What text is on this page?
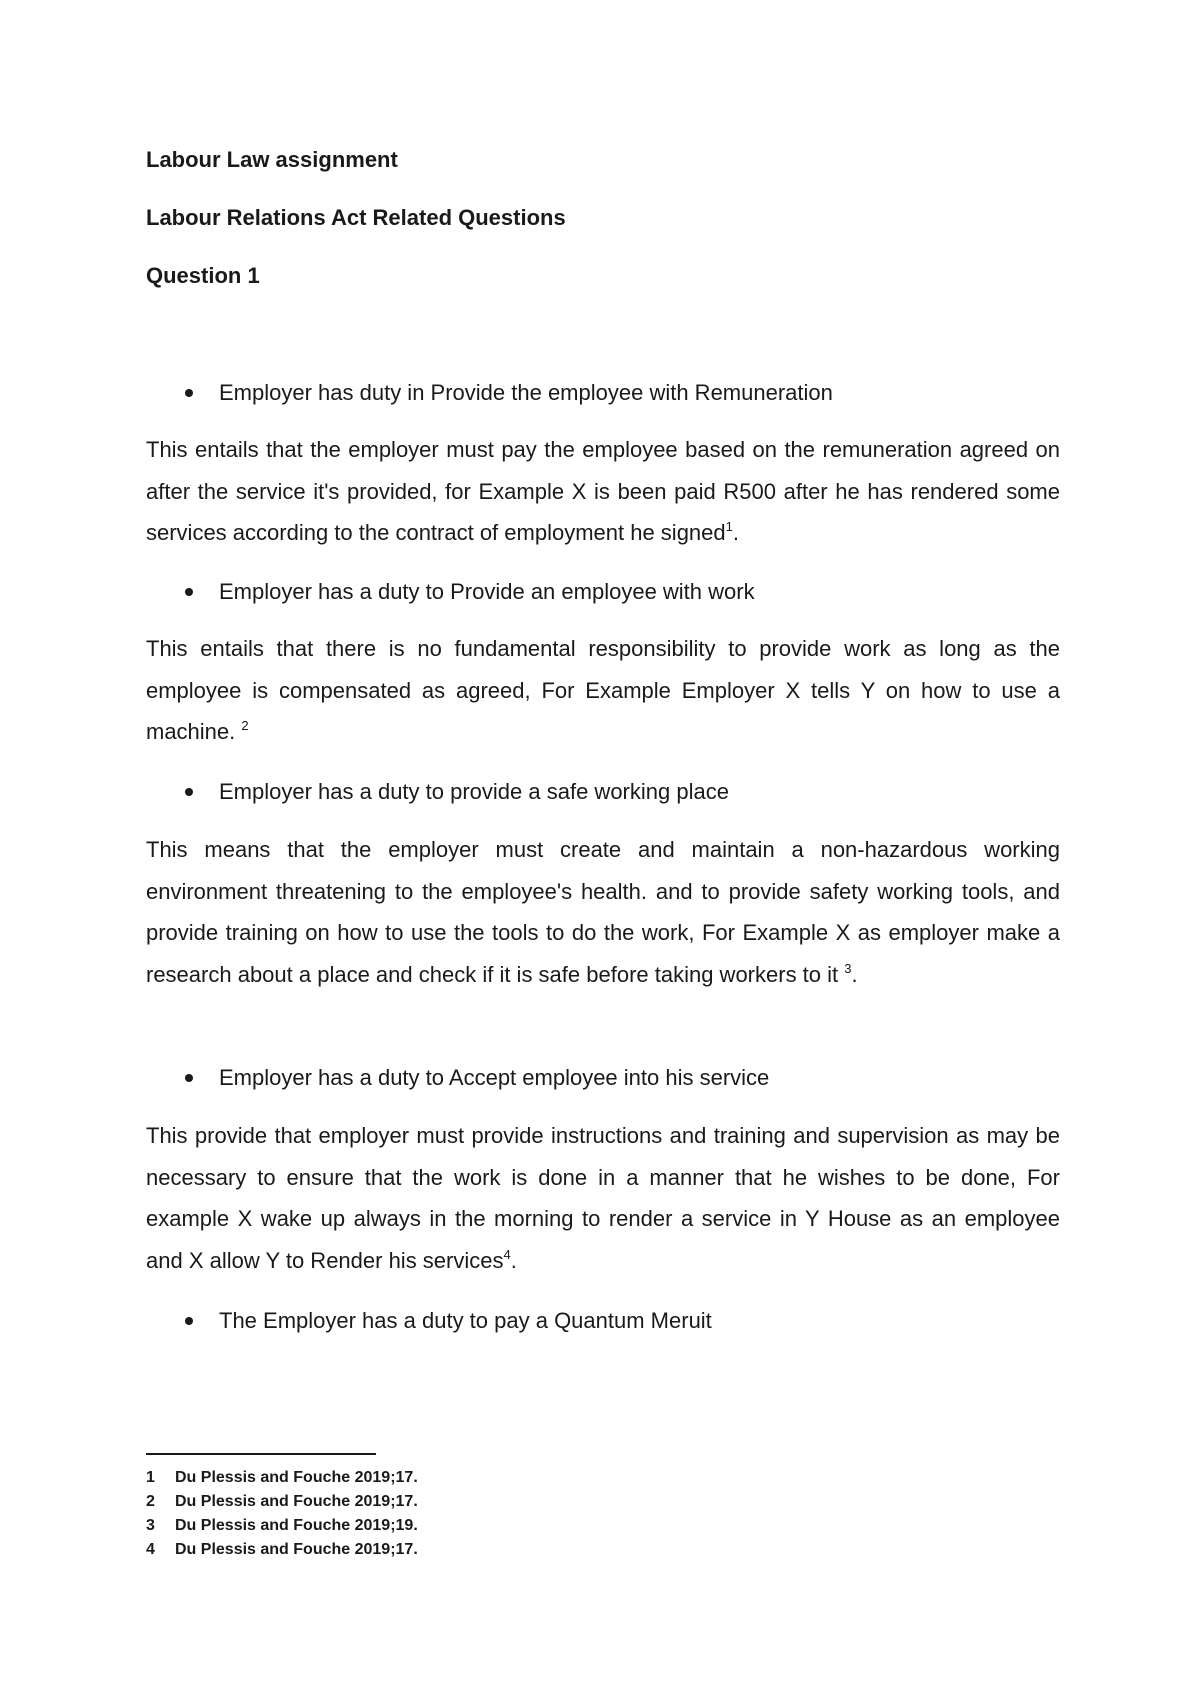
Labour Law assignment
Labour Relations Act Related Questions
Question 1
Employer has duty in Provide the employee with Remuneration

This entails that the employer must pay the employee based on the remuneration agreed on after the service it's provided, for Example X is been paid R500 after he has rendered some services according to the contract of employment he signed$^1$.

Employer has a duty to Provide an employee with work

This entails that there is no fundamental responsibility to provide work as long as the employee is compensated as agreed, For Example Employer X tells Y on how to use a machine. $^2$

Employer has a duty to provide a safe working place

This means that the employer must create and maintain a non-hazardous working environment threatening to the employee's health. and to provide safety working tools, and provide training on how to use the tools to do the work, For Example X as employer make a research about a place and check if it is safe before taking workers to it $^3$.

Employer has a duty to Accept employee into his service

This provide that employer must provide instructions and training and supervision as may be necessary to ensure that the work is done in a manner that he wishes to be done, For example X wake up always in the morning to render a service in Y House as an employee and X allow Y to Render his services$^4$.

The Employer has a duty to pay a Quantum Meruit
1 Du Plessis and Fouche 2019;17.
2 Du Plessis and Fouche 2019;17.
3 Du Plessis and Fouche 2019;19.
4 Du Plessis and Fouche 2019;17.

> Instructions to follow:
Transcribe the full listing character for character. Pictures are excluded.

> Answer below:
What text is on this page?
Labour Law assignment
Labour Relations Act Related Questions
Question 1
Employer has duty in Provide the employee with Remuneration

This entails that the employer must pay the employee based on the remuneration agreed on after the service it's provided, for Example X is been paid R500 after he has rendered some services according to the contract of employment he signed$^1$.

Employer has a duty to Provide an employee with work

This entails that there is no fundamental responsibility to provide work as long as the employee is compensated as agreed, For Example Employer X tells Y on how to use a machine. $^2$

Employer has a duty to provide a safe working place

This means that the employer must create and maintain a non-hazardous working environment threatening to the employee's health. and to provide safety working tools, and provide training on how to use the tools to do the work, For Example X as employer make a research about a place and check if it is safe before taking workers to it $^3$.

Employer has a duty to Accept employee into his service

This provide that employer must provide instructions and training and supervision as may be necessary to ensure that the work is done in a manner that he wishes to be done, For example X wake up always in the morning to render a service in Y House as an employee and X allow Y to Render his services$^4$.

The Employer has a duty to pay a Quantum Meruit
1 Du Plessis and Fouche 2019;17.
2 Du Plessis and Fouche 2019;17.
3 Du Plessis and Fouche 2019;19.
4 Du Plessis and Fouche 2019;17.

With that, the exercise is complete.